### Given problem
Edit these entries so that every "data processing unit" becomes "data-processing unit", leaving everything else unchanged, and omit the pictures from your answer.

• • •

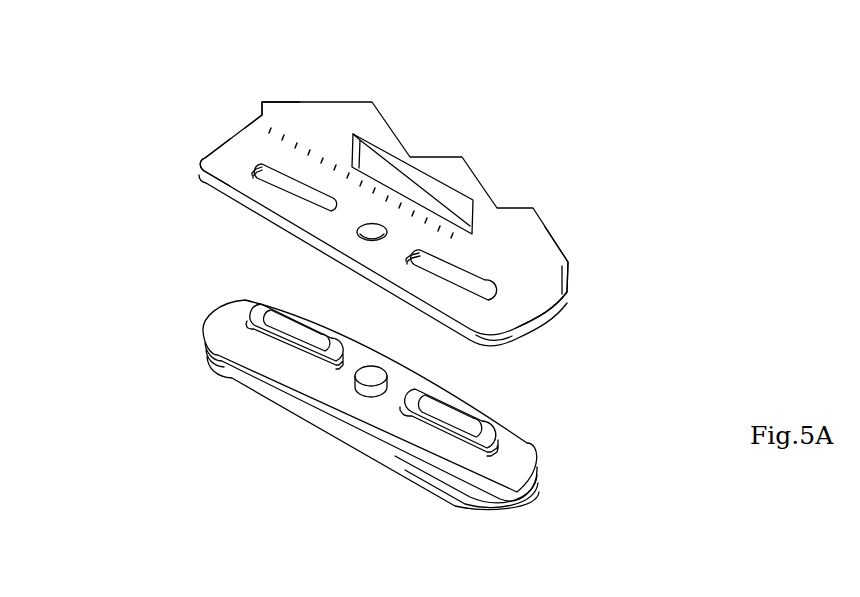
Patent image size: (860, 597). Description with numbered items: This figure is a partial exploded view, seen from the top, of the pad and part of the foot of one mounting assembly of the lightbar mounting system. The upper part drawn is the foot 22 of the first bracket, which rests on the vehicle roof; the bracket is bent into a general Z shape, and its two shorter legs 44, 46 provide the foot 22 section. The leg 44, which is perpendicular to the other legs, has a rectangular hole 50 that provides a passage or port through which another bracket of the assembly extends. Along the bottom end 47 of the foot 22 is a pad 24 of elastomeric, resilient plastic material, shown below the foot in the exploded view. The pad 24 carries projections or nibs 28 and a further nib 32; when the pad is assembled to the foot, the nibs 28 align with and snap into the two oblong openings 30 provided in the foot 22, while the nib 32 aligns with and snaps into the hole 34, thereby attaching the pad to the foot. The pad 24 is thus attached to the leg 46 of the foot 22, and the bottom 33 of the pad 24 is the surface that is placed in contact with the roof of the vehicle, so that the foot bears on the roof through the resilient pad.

The foot 22 is at (223, 147).
The pad 24 is at (537, 470).
The nibs 28 is at (300, 328).
The oblong openings 30 is at (290, 180).
The nib 32 is at (372, 384).
The bottom 33 is at (495, 508).
The hole 34 is at (357, 231).
The leg 44 is at (262, 117).
The leg 46 is at (225, 166).
The bottom end 47 is at (543, 318).
The rectangular hole 50 is at (468, 213).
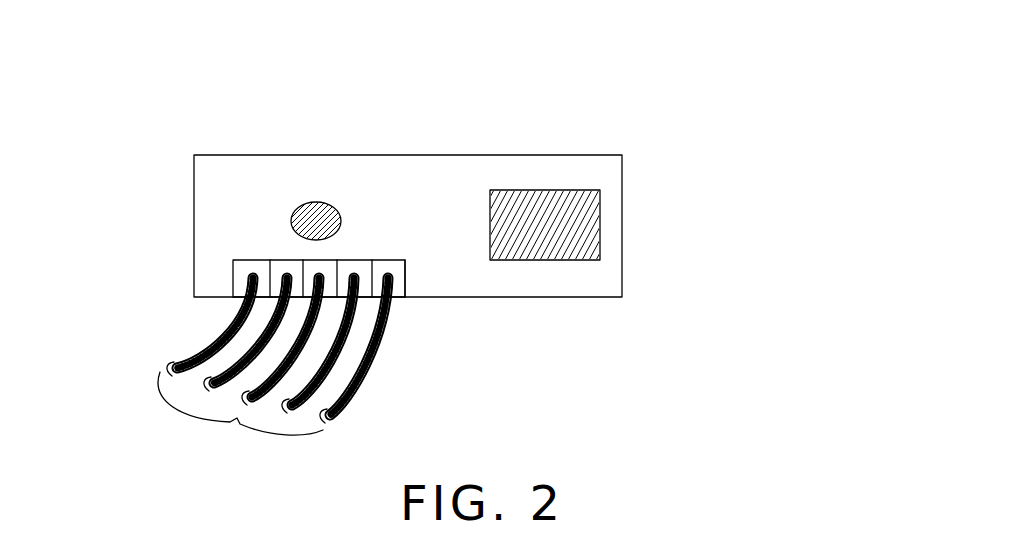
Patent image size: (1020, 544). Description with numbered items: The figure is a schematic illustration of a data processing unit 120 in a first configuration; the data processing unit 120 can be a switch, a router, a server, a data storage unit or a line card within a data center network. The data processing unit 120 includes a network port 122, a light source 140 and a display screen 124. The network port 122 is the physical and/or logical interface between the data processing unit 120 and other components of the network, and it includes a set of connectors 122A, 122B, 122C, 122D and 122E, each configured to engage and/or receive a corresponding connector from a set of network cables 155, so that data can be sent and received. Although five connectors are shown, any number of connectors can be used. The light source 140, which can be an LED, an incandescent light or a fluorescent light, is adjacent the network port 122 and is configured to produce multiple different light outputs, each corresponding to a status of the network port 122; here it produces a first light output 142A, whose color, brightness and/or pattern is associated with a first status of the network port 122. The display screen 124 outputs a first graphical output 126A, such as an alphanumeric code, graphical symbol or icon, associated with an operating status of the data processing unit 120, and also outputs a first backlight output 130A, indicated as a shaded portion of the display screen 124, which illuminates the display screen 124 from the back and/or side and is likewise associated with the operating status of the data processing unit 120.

• • •

### Answer in full
Patent image size: (860, 597). Description with numbered items: This figure is a partial exploded view, seen from the top, of the pad and part of the foot of one mounting assembly of the lightbar mounting system. The upper part drawn is the foot 22 of the first bracket, which rests on the vehicle roof; the bracket is bent into a general Z shape, and its two shorter legs 44, 46 provide the foot 22 section. The leg 44, which is perpendicular to the other legs, has a rectangular hole 50 that provides a passage or port through which another bracket of the assembly extends. Along the bottom end 47 of the foot 22 is a pad 24 of elastomeric, resilient plastic material, shown below the foot in the exploded view. The pad 24 carries projections or nibs 28 and a further nib 32; when the pad is assembled to the foot, the nibs 28 align with and snap into the two oblong openings 30 provided in the foot 22, while the nib 32 aligns with and snaps into the hole 34, thereby attaching the pad to the foot. The pad 24 is thus attached to the leg 46 of the foot 22, and the bottom 33 of the pad 24 is the surface that is placed in contact with the roof of the vehicle, so that the foot bears on the roof through the resilient pad.

The foot 22 is at (223, 147).
The pad 24 is at (537, 470).
The nibs 28 is at (300, 328).
The oblong openings 30 is at (290, 180).
The nib 32 is at (372, 384).
The bottom 33 is at (495, 508).
The hole 34 is at (357, 231).
The leg 44 is at (262, 117).
The leg 46 is at (225, 166).
The bottom end 47 is at (543, 318).
The rectangular hole 50 is at (468, 213).
Patent image size: (1020, 544). Description with numbered items: The figure is a schematic illustration of a data-processing unit 120 in a first configuration; the data-processing unit 120 can be a switch, a router, a server, a data storage unit or a line card within a data center network. The data-processing unit 120 includes a network port 122, a light source 140 and a display screen 124. The network port 122 is the physical and/or logical interface between the data-processing unit 120 and other components of the network, and it includes a set of connectors 122A, 122B, 122C, 122D and 122E, each configured to engage and/or receive a corresponding connector from a set of network cables 155, so that data can be sent and received. Although five connectors are shown, any number of connectors can be used. The light source 140, which can be an LED, an incandescent light or a fluorescent light, is adjacent the network port 122 and is configured to produce multiple different light outputs, each corresponding to a status of the network port 122; here it produces a first light output 142A, whose color, brightness and/or pattern is associated with a first status of the network port 122. The display screen 124 outputs a first graphical output 126A, such as an alphanumeric code, graphical symbol or icon, associated with an operating status of the data-processing unit 120, and also outputs a first backlight output 130A, indicated as a shaded portion of the display screen 124, which illuminates the display screen 124 from the back and/or side and is likewise associated with the operating status of the data-processing unit 120.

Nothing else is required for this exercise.